Give the listing again in full, exactly as written.
-*-
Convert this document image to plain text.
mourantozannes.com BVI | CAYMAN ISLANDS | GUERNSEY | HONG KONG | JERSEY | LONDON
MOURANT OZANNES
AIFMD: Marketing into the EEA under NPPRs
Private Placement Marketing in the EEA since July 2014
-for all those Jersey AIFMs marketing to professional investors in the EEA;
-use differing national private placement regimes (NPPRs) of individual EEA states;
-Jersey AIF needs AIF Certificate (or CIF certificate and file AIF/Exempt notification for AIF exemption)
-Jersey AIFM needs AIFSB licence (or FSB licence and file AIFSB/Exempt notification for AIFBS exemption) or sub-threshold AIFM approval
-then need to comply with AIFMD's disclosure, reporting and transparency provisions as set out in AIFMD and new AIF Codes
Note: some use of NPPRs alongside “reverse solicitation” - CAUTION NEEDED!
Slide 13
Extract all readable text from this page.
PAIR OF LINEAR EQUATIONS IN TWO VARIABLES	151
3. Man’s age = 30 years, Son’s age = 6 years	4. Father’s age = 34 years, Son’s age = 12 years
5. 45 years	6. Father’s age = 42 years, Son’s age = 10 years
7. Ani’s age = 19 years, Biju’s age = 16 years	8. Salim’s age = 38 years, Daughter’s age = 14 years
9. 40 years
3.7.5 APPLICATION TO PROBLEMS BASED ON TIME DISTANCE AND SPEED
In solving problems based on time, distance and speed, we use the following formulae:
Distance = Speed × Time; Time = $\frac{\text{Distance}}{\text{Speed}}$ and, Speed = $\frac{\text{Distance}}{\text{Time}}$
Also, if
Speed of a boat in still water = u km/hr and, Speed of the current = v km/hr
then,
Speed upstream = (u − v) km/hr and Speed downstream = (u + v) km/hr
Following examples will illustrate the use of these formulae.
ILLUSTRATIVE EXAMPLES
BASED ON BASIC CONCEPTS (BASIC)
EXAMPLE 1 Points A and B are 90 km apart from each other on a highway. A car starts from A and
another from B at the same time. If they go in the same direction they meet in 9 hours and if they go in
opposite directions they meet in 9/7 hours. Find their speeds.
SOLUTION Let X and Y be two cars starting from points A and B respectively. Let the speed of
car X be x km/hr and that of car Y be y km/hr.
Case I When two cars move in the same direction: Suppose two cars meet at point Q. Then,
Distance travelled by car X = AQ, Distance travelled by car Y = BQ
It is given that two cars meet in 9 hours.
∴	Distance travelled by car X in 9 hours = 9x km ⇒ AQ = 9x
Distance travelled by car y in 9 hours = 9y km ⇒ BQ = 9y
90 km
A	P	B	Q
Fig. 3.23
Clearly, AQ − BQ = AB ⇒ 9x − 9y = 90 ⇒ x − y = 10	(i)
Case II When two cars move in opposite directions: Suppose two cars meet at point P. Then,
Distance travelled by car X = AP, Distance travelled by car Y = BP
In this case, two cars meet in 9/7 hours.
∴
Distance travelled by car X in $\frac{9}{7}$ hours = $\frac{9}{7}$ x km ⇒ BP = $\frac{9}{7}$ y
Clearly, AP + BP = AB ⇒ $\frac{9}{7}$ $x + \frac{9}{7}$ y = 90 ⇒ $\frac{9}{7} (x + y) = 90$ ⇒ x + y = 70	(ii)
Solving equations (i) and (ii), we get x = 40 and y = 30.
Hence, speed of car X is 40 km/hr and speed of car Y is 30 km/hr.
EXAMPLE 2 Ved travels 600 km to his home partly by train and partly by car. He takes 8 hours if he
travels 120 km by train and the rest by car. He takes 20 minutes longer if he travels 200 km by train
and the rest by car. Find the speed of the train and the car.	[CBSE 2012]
-*-
- EXERCISE RESULT -
Convert this document image to plain text.
mourantozannes.com BVI | CAYMAN ISLANDS | GUERNSEY | HONG KONG | JERSEY | LONDON
MOURANT OZANNES
AIFMD: Marketing into the EEA under NPPRs
Private Placement Marketing in the EEA since July 2014
-for all those Jersey AIFMs marketing to professional investors in the EEA;
-use differing national private placement regimes (NPPRs) of individual EEA states;
-Jersey AIF needs AIF Certificate (or CIF certificate and file AIF/Exempt notification for AIF exemption)
-Jersey AIFM needs AIFSB licence (or FSB licence and file AIFSB/Exempt notification for AIFBS exemption) or sub-threshold AIFM approval
-then need to comply with AIFMD's disclosure, reporting and transparency provisions as set out in AIFMD and new AIF Codes
Note: some use of NPPRs alongside “reverse solicitation” - CAUTION NEEDED!
Slide 13
Extract all readable text from this page.
PAIR OF LINEAR EQUATIONS IN TWO VARIABLES	151
3. Man’s age = 30 years, Son’s age = 6 years	4. Father’s age = 34 years, Son’s age = 12 years
5. 45 years	6. Father’s age = 42 years, Son’s age = 10 years
7. Ani’s age = 19 years, Biju’s age = 16 years	8. Salim’s age = 38 years, Daughter’s age = 14 years
9. 40 years
3.7.5 APPLICATION TO PROBLEMS BASED ON TIME DISTANCE AND SPEED
In solving problems based on time, distance and speed, we use the following formulae:
Distance = Speed × Time; Time = $\frac{\text{Distance}}{\text{Speed}}$ and, Speed = $\frac{\text{Distance}}{\text{Time}}$
Also, if
Speed of a boat in still water = u km/hr and, Speed of the current = v km/hr
then,
Speed upstream = (u − v) km/hr and Speed downstream = (u + v) km/hr
Following examples will illustrate the use of these formulae.
ILLUSTRATIVE EXAMPLES
BASED ON BASIC CONCEPTS (BASIC)
EXAMPLE 1 Points A and B are 90 km apart from each other on a highway. A car starts from A and
another from B at the same time. If they go in the same direction they meet in 9 hours and if they go in
opposite directions they meet in 9/7 hours. Find their speeds.
SOLUTION Let X and Y be two cars starting from points A and B respectively. Let the speed of
car X be x km/hr and that of car Y be y km/hr.
Case I When two cars move in the same direction: Suppose two cars meet at point Q. Then,
Distance travelled by car X = AQ, Distance travelled by car Y = BQ
It is given that two cars meet in 9 hours.
∴	Distance travelled by car X in 9 hours = 9x km ⇒ AQ = 9x
Distance travelled by car y in 9 hours = 9y km ⇒ BQ = 9y
90 km
A	P	B	Q
Fig. 3.23
Clearly, AQ − BQ = AB ⇒ 9x − 9y = 90 ⇒ x − y = 10	(i)
Case II When two cars move in opposite directions: Suppose two cars meet at point P. Then,
Distance travelled by car X = AP, Distance travelled by car Y = BP
In this case, two cars meet in 9/7 hours.
∴
Distance travelled by car X in $\frac{9}{7}$ hours = $\frac{9}{7}$ x km ⇒ BP = $\frac{9}{7}$ y
Clearly, AP + BP = AB ⇒ $\frac{9}{7}$ $x + \frac{9}{7}$ y = 90 ⇒ $\frac{9}{7} (x + y) = 90$ ⇒ x + y = 70	(ii)
Solving equations (i) and (ii), we get x = 40 and y = 30.
Hence, speed of car X is 40 km/hr and speed of car Y is 30 km/hr.
EXAMPLE 2 Ved travels 600 km to his home partly by train and partly by car. He takes 8 hours if he
travels 120 km by train and the rest by car. He takes 20 minutes longer if he travels 200 km by train
and the rest by car. Find the speed of the train and the car.	[CBSE 2012]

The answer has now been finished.